Start Exercise inputs

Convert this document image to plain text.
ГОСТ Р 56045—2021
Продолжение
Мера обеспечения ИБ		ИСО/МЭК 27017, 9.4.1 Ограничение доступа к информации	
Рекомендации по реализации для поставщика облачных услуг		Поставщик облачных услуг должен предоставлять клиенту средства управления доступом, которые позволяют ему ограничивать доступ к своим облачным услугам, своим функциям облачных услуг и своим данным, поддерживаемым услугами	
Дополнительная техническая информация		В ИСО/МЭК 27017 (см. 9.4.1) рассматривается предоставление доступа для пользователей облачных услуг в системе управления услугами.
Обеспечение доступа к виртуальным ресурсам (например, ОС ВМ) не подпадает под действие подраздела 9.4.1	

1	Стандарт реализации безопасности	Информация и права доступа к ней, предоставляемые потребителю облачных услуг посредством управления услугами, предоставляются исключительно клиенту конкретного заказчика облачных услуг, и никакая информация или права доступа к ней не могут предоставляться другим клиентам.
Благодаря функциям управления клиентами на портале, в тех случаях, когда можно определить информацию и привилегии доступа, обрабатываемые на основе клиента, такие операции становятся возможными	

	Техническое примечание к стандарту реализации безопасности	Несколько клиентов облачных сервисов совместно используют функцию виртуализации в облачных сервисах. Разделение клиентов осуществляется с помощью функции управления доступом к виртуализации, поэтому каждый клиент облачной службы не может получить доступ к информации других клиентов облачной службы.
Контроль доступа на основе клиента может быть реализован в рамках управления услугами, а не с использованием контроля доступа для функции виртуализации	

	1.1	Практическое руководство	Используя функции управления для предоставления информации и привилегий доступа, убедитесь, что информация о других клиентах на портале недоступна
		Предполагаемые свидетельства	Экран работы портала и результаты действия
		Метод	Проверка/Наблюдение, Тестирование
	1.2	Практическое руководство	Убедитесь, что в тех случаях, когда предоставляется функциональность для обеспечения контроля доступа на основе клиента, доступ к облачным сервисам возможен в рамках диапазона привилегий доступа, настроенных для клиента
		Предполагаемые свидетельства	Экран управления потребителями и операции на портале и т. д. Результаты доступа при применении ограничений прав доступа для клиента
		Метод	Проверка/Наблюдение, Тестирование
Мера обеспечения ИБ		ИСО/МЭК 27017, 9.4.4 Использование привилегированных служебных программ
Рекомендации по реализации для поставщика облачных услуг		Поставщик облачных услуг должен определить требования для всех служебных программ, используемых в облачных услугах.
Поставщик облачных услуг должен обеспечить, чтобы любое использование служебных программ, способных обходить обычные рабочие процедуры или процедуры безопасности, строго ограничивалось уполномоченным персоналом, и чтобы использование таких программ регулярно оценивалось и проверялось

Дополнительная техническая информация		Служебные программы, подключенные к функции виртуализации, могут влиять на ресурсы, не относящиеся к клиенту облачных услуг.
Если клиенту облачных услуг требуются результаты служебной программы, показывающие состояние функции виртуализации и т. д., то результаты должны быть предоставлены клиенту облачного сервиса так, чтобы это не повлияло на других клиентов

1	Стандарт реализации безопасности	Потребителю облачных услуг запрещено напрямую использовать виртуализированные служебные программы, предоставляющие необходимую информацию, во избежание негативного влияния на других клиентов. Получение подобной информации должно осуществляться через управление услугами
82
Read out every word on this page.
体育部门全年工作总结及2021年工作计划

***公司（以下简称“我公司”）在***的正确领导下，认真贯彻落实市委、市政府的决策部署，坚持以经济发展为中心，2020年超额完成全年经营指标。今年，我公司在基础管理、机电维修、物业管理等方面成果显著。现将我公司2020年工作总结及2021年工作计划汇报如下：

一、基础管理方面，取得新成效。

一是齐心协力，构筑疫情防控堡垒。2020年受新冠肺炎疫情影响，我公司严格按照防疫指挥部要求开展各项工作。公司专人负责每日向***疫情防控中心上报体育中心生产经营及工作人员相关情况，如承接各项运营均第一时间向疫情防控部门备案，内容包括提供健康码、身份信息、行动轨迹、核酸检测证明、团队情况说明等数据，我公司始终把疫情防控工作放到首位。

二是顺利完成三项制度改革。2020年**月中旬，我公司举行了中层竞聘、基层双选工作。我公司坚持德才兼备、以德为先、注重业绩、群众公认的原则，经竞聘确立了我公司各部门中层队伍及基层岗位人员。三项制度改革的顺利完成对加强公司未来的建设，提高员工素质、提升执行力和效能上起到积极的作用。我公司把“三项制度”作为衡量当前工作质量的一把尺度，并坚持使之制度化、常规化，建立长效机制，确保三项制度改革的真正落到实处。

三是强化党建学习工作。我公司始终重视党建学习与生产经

End Exercise inputs

Your task is to print all of the records exactly.

- Output below:
Convert this document image to plain text.
ГОСТ Р 56045—2021
Продолжение
Мера обеспечения ИБ		ИСО/МЭК 27017, 9.4.1 Ограничение доступа к информации	
Рекомендации по реализации для поставщика облачных услуг		Поставщик облачных услуг должен предоставлять клиенту средства управления доступом, которые позволяют ему ограничивать доступ к своим облачным услугам, своим функциям облачных услуг и своим данным, поддерживаемым услугами	
Дополнительная техническая информация		В ИСО/МЭК 27017 (см. 9.4.1) рассматривается предоставление доступа для пользователей облачных услуг в системе управления услугами.
Обеспечение доступа к виртуальным ресурсам (например, ОС ВМ) не подпадает под действие подраздела 9.4.1	

1	Стандарт реализации безопасности	Информация и права доступа к ней, предоставляемые потребителю облачных услуг посредством управления услугами, предоставляются исключительно клиенту конкретного заказчика облачных услуг, и никакая информация или права доступа к ней не могут предоставляться другим клиентам.
Благодаря функциям управления клиентами на портале, в тех случаях, когда можно определить информацию и привилегии доступа, обрабатываемые на основе клиента, такие операции становятся возможными	

	Техническое примечание к стандарту реализации безопасности	Несколько клиентов облачных сервисов совместно используют функцию виртуализации в облачных сервисах. Разделение клиентов осуществляется с помощью функции управления доступом к виртуализации, поэтому каждый клиент облачной службы не может получить доступ к информации других клиентов облачной службы.
Контроль доступа на основе клиента может быть реализован в рамках управления услугами, а не с использованием контроля доступа для функции виртуализации	

	1.1	Практическое руководство	Используя функции управления для предоставления информации и привилегий доступа, убедитесь, что информация о других клиентах на портале недоступна
		Предполагаемые свидетельства	Экран работы портала и результаты действия
		Метод	Проверка/Наблюдение, Тестирование
	1.2	Практическое руководство	Убедитесь, что в тех случаях, когда предоставляется функциональность для обеспечения контроля доступа на основе клиента, доступ к облачным сервисам возможен в рамках диапазона привилегий доступа, настроенных для клиента
		Предполагаемые свидетельства	Экран управления потребителями и операции на портале и т. д. Результаты доступа при применении ограничений прав доступа для клиента
		Метод	Проверка/Наблюдение, Тестирование
Мера обеспечения ИБ		ИСО/МЭК 27017, 9.4.4 Использование привилегированных служебных программ
Рекомендации по реализации для поставщика облачных услуг		Поставщик облачных услуг должен определить требования для всех служебных программ, используемых в облачных услугах.
Поставщик облачных услуг должен обеспечить, чтобы любое использование служебных программ, способных обходить обычные рабочие процедуры или процедуры безопасности, строго ограничивалось уполномоченным персоналом, и чтобы использование таких программ регулярно оценивалось и проверялось

Дополнительная техническая информация		Служебные программы, подключенные к функции виртуализации, могут влиять на ресурсы, не относящиеся к клиенту облачных услуг.
Если клиенту облачных услуг требуются результаты служебной программы, показывающие состояние функции виртуализации и т. д., то результаты должны быть предоставлены клиенту облачного сервиса так, чтобы это не повлияло на других клиентов

1	Стандарт реализации безопасности	Потребителю облачных услуг запрещено напрямую использовать виртуализированные служебные программы, предоставляющие необходимую информацию, во избежание негативного влияния на других клиентов. Получение подобной информации должно осуществляться через управление услугами
82
Read out every word on this page.
体育部门全年工作总结及2021年工作计划

***公司（以下简称“我公司”）在***的正确领导下，认真贯彻落实市委、市政府的决策部署，坚持以经济发展为中心，2020年超额完成全年经营指标。今年，我公司在基础管理、机电维修、物业管理等方面成果显著。现将我公司2020年工作总结及2021年工作计划汇报如下：

一、基础管理方面，取得新成效。

一是齐心协力，构筑疫情防控堡垒。2020年受新冠肺炎疫情影响，我公司严格按照防疫指挥部要求开展各项工作。公司专人负责每日向***疫情防控中心上报体育中心生产经营及工作人员相关情况，如承接各项运营均第一时间向疫情防控部门备案，内容包括提供健康码、身份信息、行动轨迹、核酸检测证明、团队情况说明等数据，我公司始终把疫情防控工作放到首位。

二是顺利完成三项制度改革。2020年**月中旬，我公司举行了中层竞聘、基层双选工作。我公司坚持德才兼备、以德为先、注重业绩、群众公认的原则，经竞聘确立了我公司各部门中层队伍及基层岗位人员。三项制度改革的顺利完成对加强公司未来的建设，提高员工素质、提升执行力和效能上起到积极的作用。我公司把“三项制度”作为衡量当前工作质量的一把尺度，并坚持使之制度化、常规化，建立长效机制，确保三项制度改革的真正落到实处。

三是强化党建学习工作。我公司始终重视党建学习与生产经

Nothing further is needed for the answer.